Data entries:
◆ ◆ ◆ ◆ ◆
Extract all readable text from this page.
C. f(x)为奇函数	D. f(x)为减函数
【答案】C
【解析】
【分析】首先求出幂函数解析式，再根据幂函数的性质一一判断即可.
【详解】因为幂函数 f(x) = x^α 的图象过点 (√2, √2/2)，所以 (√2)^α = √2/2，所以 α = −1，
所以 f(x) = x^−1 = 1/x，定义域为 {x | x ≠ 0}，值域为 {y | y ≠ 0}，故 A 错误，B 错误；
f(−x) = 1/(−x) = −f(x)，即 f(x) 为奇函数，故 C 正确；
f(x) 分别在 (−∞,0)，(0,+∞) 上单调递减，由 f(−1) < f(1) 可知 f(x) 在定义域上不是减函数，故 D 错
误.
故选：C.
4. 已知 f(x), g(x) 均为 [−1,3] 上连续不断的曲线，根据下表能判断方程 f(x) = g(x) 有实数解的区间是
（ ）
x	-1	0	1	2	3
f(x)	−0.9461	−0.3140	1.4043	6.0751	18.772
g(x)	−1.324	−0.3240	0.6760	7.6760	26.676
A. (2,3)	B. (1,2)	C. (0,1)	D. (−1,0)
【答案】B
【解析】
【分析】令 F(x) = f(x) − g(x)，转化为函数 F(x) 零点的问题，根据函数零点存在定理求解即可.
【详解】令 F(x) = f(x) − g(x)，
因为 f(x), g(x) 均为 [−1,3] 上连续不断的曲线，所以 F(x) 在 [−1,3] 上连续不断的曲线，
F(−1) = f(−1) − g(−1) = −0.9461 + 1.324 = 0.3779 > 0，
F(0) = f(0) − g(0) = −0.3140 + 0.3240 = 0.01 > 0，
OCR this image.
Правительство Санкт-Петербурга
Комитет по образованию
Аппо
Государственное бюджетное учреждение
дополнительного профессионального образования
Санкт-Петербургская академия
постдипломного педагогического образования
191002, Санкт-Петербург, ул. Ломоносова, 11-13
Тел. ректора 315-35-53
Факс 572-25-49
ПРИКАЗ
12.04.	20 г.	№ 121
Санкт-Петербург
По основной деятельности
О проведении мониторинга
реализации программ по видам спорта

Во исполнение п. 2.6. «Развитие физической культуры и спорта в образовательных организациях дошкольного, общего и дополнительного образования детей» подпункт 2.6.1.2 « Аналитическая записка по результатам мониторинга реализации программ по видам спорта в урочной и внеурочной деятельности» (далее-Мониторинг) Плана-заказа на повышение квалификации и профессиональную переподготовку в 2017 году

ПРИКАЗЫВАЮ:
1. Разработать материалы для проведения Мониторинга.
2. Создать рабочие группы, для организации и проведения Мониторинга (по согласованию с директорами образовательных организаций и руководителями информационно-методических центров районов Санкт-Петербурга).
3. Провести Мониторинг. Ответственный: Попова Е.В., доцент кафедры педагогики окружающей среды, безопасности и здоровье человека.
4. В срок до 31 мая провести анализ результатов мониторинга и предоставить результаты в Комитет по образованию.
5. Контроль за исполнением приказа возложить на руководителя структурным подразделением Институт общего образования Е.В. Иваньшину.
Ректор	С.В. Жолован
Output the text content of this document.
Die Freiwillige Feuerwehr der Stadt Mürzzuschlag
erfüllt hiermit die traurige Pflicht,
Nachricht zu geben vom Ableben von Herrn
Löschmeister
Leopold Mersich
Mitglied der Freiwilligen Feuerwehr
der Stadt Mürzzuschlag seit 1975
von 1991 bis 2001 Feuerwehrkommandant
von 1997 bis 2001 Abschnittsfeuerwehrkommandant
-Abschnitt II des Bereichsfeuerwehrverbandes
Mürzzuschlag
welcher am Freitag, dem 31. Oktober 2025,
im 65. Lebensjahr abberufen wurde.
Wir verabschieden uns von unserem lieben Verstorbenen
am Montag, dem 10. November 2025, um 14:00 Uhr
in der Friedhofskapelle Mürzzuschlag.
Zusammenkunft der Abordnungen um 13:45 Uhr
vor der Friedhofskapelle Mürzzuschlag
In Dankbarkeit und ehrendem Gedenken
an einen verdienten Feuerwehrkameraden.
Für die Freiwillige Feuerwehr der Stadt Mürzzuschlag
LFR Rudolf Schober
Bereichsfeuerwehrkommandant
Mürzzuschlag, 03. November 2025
◆ ◆ ◆ ◆ ◆
Copy each line of the records containing the string "спорта".

реализации программ по видам спорта
Во исполнение п. 2.6. «Развитие физической культуры и спорта в образовательных организациях дошкольного, общего и дополнительного образования детей» подпункт 2.6.1.2 « Аналитическая записка по результатам мониторинга реализации программ по видам спорта в урочной и внеурочной деятельности» (далее-Мониторинг) Плана-заказа на повышение квалификации и профессиональную переподготовку в 2017 году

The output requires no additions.